▸ Instruction
Scan the material and copy every line in which "glass" appears.

▸ Data excerpts
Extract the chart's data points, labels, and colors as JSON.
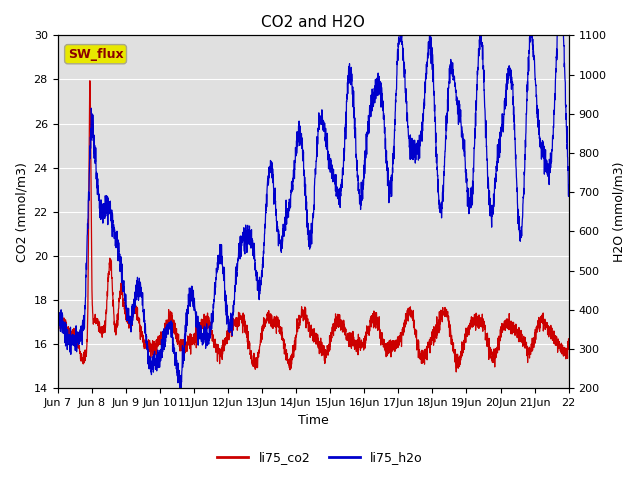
{
  "title": "CO2 and H2O",
  "xlabel": "Time",
  "ylabel_left": "CO2 (mmol/m3)",
  "ylabel_right": "H2O (mmol/m3)",
  "ylim_left": [
    14,
    30
  ],
  "ylim_right": [
    200,
    1100
  ],
  "co2_color": "#cc0000",
  "h2o_color": "#0000cc",
  "bg_color": "#e0e0e0",
  "annotation_text": "SW_flux",
  "annotation_bg": "#e8e800",
  "annotation_border": "#8b0000",
  "legend_labels": [
    "li75_co2",
    "li75_h2o"
  ],
  "xtick_labels": [
    "Jun 7",
    "Jun 8",
    "Jun 9",
    "Jun 10",
    "11Jun",
    "12Jun",
    "13Jun",
    "14Jun",
    "15Jun",
    "16Jun",
    "17Jun",
    "18Jun",
    "19Jun",
    "20Jun",
    "21Jun",
    "22"
  ],
  "n_points": 3000,
  "xlim": [
    0,
    15
  ],
  "fontsize_title": 11,
  "fontsize_labels": 9,
  "fontsize_ticks": 8,
  "linewidth": 0.9
}
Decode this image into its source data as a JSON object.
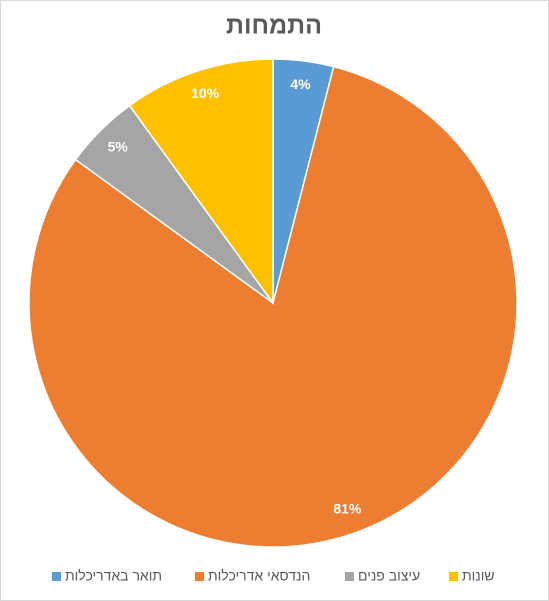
{
  "chart_data": {
    "type": "pie",
    "title": "התמחות",
    "categories": [
      "תואר באדריכלות",
      "הנדסאי אדריכלות",
      "עיצוב פנים",
      "שונות"
    ],
    "values": [
      4,
      81,
      5,
      10
    ],
    "value_labels": [
      "4%",
      "81%",
      "5%",
      "10%"
    ],
    "colors": [
      "#5b9bd5",
      "#ed7d31",
      "#a5a5a5",
      "#ffc000"
    ],
    "legend": "bottom"
  }
}
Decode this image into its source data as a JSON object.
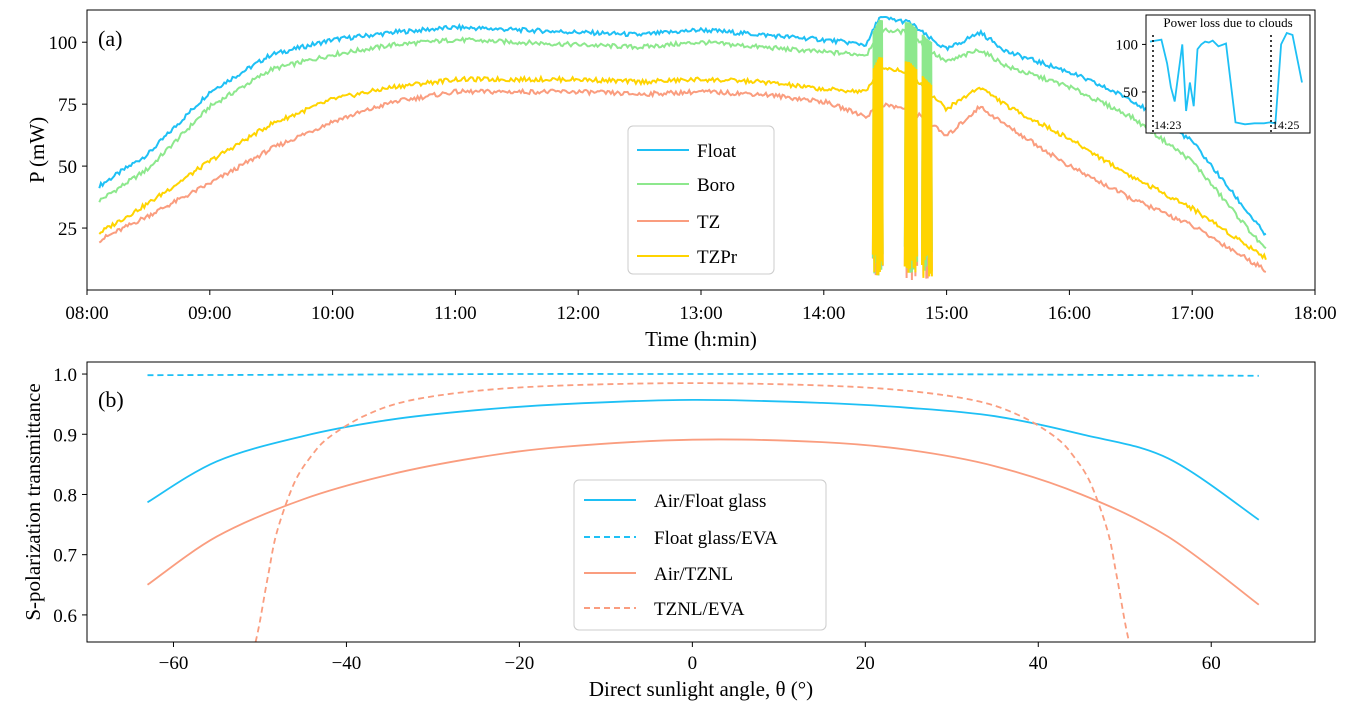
{
  "chart_data": [
    {
      "type": "line",
      "panel_label": "(a)",
      "xlabel": "Time (h:min)",
      "ylabel": "P (mW)",
      "xlim": [
        8.0,
        18.0
      ],
      "ylim": [
        0,
        113
      ],
      "x_ticks": [
        "08:00",
        "09:00",
        "10:00",
        "11:00",
        "12:00",
        "13:00",
        "14:00",
        "15:00",
        "16:00",
        "17:00",
        "18:00"
      ],
      "x_tick_values": [
        8,
        9,
        10,
        11,
        12,
        13,
        14,
        15,
        16,
        17,
        18
      ],
      "y_ticks": [
        25,
        50,
        75,
        100
      ],
      "grid": false,
      "legend_position": "center",
      "x_unit": "hours of day",
      "series": [
        {
          "name": "Float",
          "color": "#1ec0f5",
          "x": [
            8.1,
            8.5,
            9.0,
            9.5,
            10.0,
            10.5,
            11.0,
            11.5,
            12.0,
            12.5,
            13.0,
            13.5,
            14.0,
            14.35,
            14.45,
            14.7,
            14.85,
            15.0,
            15.27,
            15.5,
            16.0,
            16.5,
            17.0,
            17.6
          ],
          "y": [
            42,
            55,
            80,
            95,
            101,
            104,
            106,
            105,
            104,
            103,
            105,
            103,
            101,
            99,
            110,
            108,
            102,
            97,
            104,
            96,
            88,
            77,
            60,
            22
          ]
        },
        {
          "name": "Boro",
          "color": "#8de88d",
          "x": [
            8.1,
            8.5,
            9.0,
            9.5,
            10.0,
            10.5,
            11.0,
            11.5,
            12.0,
            12.5,
            13.0,
            13.5,
            14.0,
            14.35,
            14.45,
            14.7,
            14.85,
            15.0,
            15.27,
            15.5,
            16.0,
            16.5,
            17.0,
            17.6
          ],
          "y": [
            36,
            49,
            74,
            89,
            95,
            99,
            101,
            100,
            99,
            98,
            100,
            98,
            96,
            95,
            105,
            104,
            97,
            92,
            97,
            90,
            82,
            70,
            52,
            16
          ]
        },
        {
          "name": "TZ",
          "color": "#fa9d7f",
          "x": [
            8.1,
            8.5,
            9.0,
            9.5,
            10.0,
            10.5,
            11.0,
            11.5,
            12.0,
            12.5,
            13.0,
            13.5,
            14.0,
            14.35,
            14.45,
            14.7,
            14.85,
            15.0,
            15.27,
            15.5,
            16.0,
            16.5,
            17.0,
            17.6
          ],
          "y": [
            20,
            30,
            43,
            57,
            68,
            76,
            80,
            80,
            80,
            79,
            80,
            79,
            76,
            70,
            75,
            73,
            68,
            62,
            74,
            66,
            50,
            37,
            26,
            8
          ]
        },
        {
          "name": "TZPr",
          "color": "#ffd400",
          "x": [
            8.1,
            8.5,
            9.0,
            9.5,
            10.0,
            10.5,
            11.0,
            11.5,
            12.0,
            12.5,
            13.0,
            13.5,
            14.0,
            14.35,
            14.45,
            14.7,
            14.85,
            15.0,
            15.27,
            15.5,
            16.0,
            16.5,
            17.0,
            17.6
          ],
          "y": [
            23,
            35,
            52,
            67,
            77,
            82,
            85,
            85,
            85,
            84,
            85,
            84,
            81,
            80,
            90,
            88,
            80,
            73,
            82,
            74,
            61,
            46,
            33,
            13
          ]
        }
      ],
      "cloud_dips": [
        {
          "x_start": 14.4,
          "x_end": 14.48
        },
        {
          "x_start": 14.66,
          "x_end": 14.76
        },
        {
          "x_start": 14.8,
          "x_end": 14.88
        }
      ],
      "inset": {
        "title": "Power loss due to clouds",
        "series_color": "#1ec0f5",
        "y_ticks": [
          50,
          100
        ],
        "ylim": [
          10,
          112
        ],
        "markers": [
          "14:23",
          "14:25"
        ],
        "x": [
          0,
          0.3,
          0.6,
          0.9,
          1.1,
          1.3,
          1.5,
          1.7,
          1.9,
          2.1,
          2.3,
          2.5,
          2.7,
          2.9,
          3.1,
          3.3,
          3.6,
          4.0,
          4.5,
          5.0,
          5.5,
          6.0,
          6.3,
          6.6,
          6.9,
          7.2,
          7.5,
          7.8,
          8.0
        ],
        "y": [
          103,
          104,
          105,
          80,
          55,
          40,
          70,
          100,
          30,
          60,
          35,
          95,
          100,
          103,
          102,
          104,
          98,
          101,
          18,
          16,
          17,
          17,
          18,
          17,
          100,
          112,
          110,
          80,
          60
        ]
      }
    },
    {
      "type": "line",
      "panel_label": "(b)",
      "xlabel": "Direct sunlight angle, θ (°)",
      "ylabel": "S-polarization transmittance",
      "xlim": [
        -70,
        72
      ],
      "ylim": [
        0.555,
        1.02
      ],
      "x_ticks": [
        "−60",
        "−40",
        "−20",
        "0",
        "20",
        "40",
        "60"
      ],
      "x_tick_values": [
        -60,
        -40,
        -20,
        0,
        20,
        40,
        60
      ],
      "y_ticks": [
        "0.6",
        "0.7",
        "0.8",
        "0.9",
        "1.0"
      ],
      "y_tick_values": [
        0.6,
        0.7,
        0.8,
        0.9,
        1.0
      ],
      "grid": false,
      "legend_position": "lower center",
      "series": [
        {
          "name": "Air/Float glass",
          "color": "#1ec0f5",
          "dash": "solid",
          "x": [
            -63,
            -55,
            -45,
            -35,
            -25,
            -15,
            0,
            15,
            25,
            35,
            45,
            55,
            65.5
          ],
          "y": [
            0.787,
            0.855,
            0.897,
            0.924,
            0.94,
            0.95,
            0.957,
            0.952,
            0.944,
            0.93,
            0.9,
            0.86,
            0.758
          ]
        },
        {
          "name": "Float glass/EVA",
          "color": "#1ec0f5",
          "dash": "dashed",
          "x": [
            -63,
            -40,
            -20,
            0,
            20,
            40,
            65.5
          ],
          "y": [
            0.998,
            0.999,
            1.0,
            1.0,
            1.0,
            0.999,
            0.997
          ]
        },
        {
          "name": "Air/TZNL",
          "color": "#fa9d7f",
          "dash": "solid",
          "x": [
            -63,
            -55,
            -45,
            -35,
            -25,
            -15,
            0,
            15,
            25,
            35,
            45,
            55,
            65.5
          ],
          "y": [
            0.65,
            0.73,
            0.792,
            0.833,
            0.861,
            0.879,
            0.891,
            0.887,
            0.874,
            0.847,
            0.8,
            0.73,
            0.617
          ]
        },
        {
          "name": "TZNL/EVA",
          "color": "#fa9d7f",
          "dash": "dashed",
          "x": [
            -50.5,
            -50,
            -49,
            -48,
            -46,
            -44,
            -42,
            -38,
            -33,
            -25,
            -15,
            0,
            15,
            25,
            33,
            38,
            42,
            44,
            46,
            48,
            49,
            50,
            50.5
          ],
          "y": [
            0.555,
            0.59,
            0.67,
            0.74,
            0.82,
            0.865,
            0.895,
            0.93,
            0.955,
            0.972,
            0.981,
            0.985,
            0.981,
            0.972,
            0.955,
            0.93,
            0.895,
            0.865,
            0.82,
            0.74,
            0.67,
            0.59,
            0.555
          ]
        }
      ]
    }
  ]
}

▸ Output
          "name": "Air/Float glass",
          "name": "Float glass/EVA",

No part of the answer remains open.